Collected data entries

------------------------------------------------

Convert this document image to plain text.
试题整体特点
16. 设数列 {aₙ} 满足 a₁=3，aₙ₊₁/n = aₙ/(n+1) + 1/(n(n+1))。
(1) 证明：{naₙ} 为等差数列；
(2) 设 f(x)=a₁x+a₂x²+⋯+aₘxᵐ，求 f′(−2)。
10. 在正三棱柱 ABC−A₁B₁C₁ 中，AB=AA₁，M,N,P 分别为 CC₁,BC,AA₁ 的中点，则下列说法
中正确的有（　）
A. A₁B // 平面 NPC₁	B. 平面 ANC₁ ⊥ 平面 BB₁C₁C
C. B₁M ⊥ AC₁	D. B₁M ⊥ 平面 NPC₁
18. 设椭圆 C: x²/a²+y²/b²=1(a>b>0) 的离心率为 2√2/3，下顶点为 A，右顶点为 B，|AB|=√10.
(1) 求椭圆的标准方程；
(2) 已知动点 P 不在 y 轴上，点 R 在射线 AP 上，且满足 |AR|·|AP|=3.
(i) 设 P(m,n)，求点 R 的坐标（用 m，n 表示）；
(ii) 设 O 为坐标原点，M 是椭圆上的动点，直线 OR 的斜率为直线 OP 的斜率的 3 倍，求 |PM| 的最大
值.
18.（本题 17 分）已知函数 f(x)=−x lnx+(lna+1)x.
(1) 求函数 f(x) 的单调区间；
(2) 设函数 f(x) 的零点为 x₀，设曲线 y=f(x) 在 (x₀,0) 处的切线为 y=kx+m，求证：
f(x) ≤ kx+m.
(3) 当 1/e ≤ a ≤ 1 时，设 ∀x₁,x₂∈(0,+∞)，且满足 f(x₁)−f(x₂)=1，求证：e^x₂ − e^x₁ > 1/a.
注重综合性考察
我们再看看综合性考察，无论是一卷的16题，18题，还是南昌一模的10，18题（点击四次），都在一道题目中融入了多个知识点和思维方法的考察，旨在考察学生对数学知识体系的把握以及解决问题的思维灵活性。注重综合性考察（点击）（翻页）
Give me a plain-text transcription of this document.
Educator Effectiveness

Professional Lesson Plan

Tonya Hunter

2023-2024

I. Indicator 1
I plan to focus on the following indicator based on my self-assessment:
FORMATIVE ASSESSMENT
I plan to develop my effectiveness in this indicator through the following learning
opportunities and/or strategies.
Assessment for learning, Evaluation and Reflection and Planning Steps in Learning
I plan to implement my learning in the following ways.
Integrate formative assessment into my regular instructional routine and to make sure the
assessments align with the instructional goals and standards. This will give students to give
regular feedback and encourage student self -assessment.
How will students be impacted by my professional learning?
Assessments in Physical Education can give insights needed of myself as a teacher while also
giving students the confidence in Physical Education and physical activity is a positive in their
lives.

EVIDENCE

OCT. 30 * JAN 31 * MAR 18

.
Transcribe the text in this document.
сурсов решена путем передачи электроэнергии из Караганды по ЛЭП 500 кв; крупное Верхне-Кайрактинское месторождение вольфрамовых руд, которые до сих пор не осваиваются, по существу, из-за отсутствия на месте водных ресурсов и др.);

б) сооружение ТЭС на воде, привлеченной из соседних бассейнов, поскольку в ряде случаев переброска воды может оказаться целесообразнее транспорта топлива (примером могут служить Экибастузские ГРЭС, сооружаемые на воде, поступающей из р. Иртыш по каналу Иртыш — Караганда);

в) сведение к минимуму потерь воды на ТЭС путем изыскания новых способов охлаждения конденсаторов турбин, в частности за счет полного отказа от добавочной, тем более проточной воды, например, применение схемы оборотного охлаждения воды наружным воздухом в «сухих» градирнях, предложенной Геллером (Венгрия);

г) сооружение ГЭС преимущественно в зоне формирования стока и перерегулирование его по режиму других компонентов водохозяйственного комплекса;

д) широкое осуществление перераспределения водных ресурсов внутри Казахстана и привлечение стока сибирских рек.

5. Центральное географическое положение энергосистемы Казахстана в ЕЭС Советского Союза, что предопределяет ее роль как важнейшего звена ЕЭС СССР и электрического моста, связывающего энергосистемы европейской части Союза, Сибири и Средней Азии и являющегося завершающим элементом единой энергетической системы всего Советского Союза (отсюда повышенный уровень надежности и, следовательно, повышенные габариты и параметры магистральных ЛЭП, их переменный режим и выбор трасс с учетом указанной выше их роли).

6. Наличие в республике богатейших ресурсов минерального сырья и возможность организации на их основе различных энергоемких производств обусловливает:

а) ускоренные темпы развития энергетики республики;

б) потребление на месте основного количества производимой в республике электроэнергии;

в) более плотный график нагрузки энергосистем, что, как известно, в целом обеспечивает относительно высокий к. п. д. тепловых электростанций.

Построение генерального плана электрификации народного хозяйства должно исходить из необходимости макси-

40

------------------------------------------------

> Task directions
Copy every record exactly as presented.

> Exercise result
Convert this document image to plain text.
试题整体特点
16. 设数列 {aₙ} 满足 a₁=3，aₙ₊₁/n = aₙ/(n+1) + 1/(n(n+1))。
(1) 证明：{naₙ} 为等差数列；
(2) 设 f(x)=a₁x+a₂x²+⋯+aₘxᵐ，求 f′(−2)。
10. 在正三棱柱 ABC−A₁B₁C₁ 中，AB=AA₁，M,N,P 分别为 CC₁,BC,AA₁ 的中点，则下列说法
中正确的有（　）
A. A₁B // 平面 NPC₁	B. 平面 ANC₁ ⊥ 平面 BB₁C₁C
C. B₁M ⊥ AC₁	D. B₁M ⊥ 平面 NPC₁
18. 设椭圆 C: x²/a²+y²/b²=1(a>b>0) 的离心率为 2√2/3，下顶点为 A，右顶点为 B，|AB|=√10.
(1) 求椭圆的标准方程；
(2) 已知动点 P 不在 y 轴上，点 R 在射线 AP 上，且满足 |AR|·|AP|=3.
(i) 设 P(m,n)，求点 R 的坐标（用 m，n 表示）；
(ii) 设 O 为坐标原点，M 是椭圆上的动点，直线 OR 的斜率为直线 OP 的斜率的 3 倍，求 |PM| 的最大
值.
18.（本题 17 分）已知函数 f(x)=−x lnx+(lna+1)x.
(1) 求函数 f(x) 的单调区间；
(2) 设函数 f(x) 的零点为 x₀，设曲线 y=f(x) 在 (x₀,0) 处的切线为 y=kx+m，求证：
f(x) ≤ kx+m.
(3) 当 1/e ≤ a ≤ 1 时，设 ∀x₁,x₂∈(0,+∞)，且满足 f(x₁)−f(x₂)=1，求证：e^x₂ − e^x₁ > 1/a.
注重综合性考察
我们再看看综合性考察，无论是一卷的16题，18题，还是南昌一模的10，18题（点击四次），都在一道题目中融入了多个知识点和思维方法的考察，旨在考察学生对数学知识体系的把握以及解决问题的思维灵活性。注重综合性考察（点击）（翻页）
Give me a plain-text transcription of this document.
Educator Effectiveness

Professional Lesson Plan

Tonya Hunter

2023-2024

I. Indicator 1
I plan to focus on the following indicator based on my self-assessment:
FORMATIVE ASSESSMENT
I plan to develop my effectiveness in this indicator through the following learning
opportunities and/or strategies.
Assessment for learning, Evaluation and Reflection and Planning Steps in Learning
I plan to implement my learning in the following ways.
Integrate formative assessment into my regular instructional routine and to make sure the
assessments align with the instructional goals and standards. This will give students to give
regular feedback and encourage student self -assessment.
How will students be impacted by my professional learning?
Assessments in Physical Education can give insights needed of myself as a teacher while also
giving students the confidence in Physical Education and physical activity is a positive in their
lives.

EVIDENCE

OCT. 30 * JAN 31 * MAR 18

.
Transcribe the text in this document.
сурсов решена путем передачи электроэнергии из Караганды по ЛЭП 500 кв; крупное Верхне-Кайрактинское месторождение вольфрамовых руд, которые до сих пор не осваиваются, по существу, из-за отсутствия на месте водных ресурсов и др.);

б) сооружение ТЭС на воде, привлеченной из соседних бассейнов, поскольку в ряде случаев переброска воды может оказаться целесообразнее транспорта топлива (примером могут служить Экибастузские ГРЭС, сооружаемые на воде, поступающей из р. Иртыш по каналу Иртыш — Караганда);

в) сведение к минимуму потерь воды на ТЭС путем изыскания новых способов охлаждения конденсаторов турбин, в частности за счет полного отказа от добавочной, тем более проточной воды, например, применение схемы оборотного охлаждения воды наружным воздухом в «сухих» градирнях, предложенной Геллером (Венгрия);

г) сооружение ГЭС преимущественно в зоне формирования стока и перерегулирование его по режиму других компонентов водохозяйственного комплекса;

д) широкое осуществление перераспределения водных ресурсов внутри Казахстана и привлечение стока сибирских рек.

5. Центральное географическое положение энергосистемы Казахстана в ЕЭС Советского Союза, что предопределяет ее роль как важнейшего звена ЕЭС СССР и электрического моста, связывающего энергосистемы европейской части Союза, Сибири и Средней Азии и являющегося завершающим элементом единой энергетической системы всего Советского Союза (отсюда повышенный уровень надежности и, следовательно, повышенные габариты и параметры магистральных ЛЭП, их переменный режим и выбор трасс с учетом указанной выше их роли).

6. Наличие в республике богатейших ресурсов минерального сырья и возможность организации на их основе различных энергоемких производств обусловливает:

а) ускоренные темпы развития энергетики республики;

б) потребление на месте основного количества производимой в республике электроэнергии;

в) более плотный график нагрузки энергосистем, что, как известно, в целом обеспечивает относительно высокий к. п. д. тепловых электростанций.

Построение генерального плана электрификации народного хозяйства должно исходить из необходимости макси-

40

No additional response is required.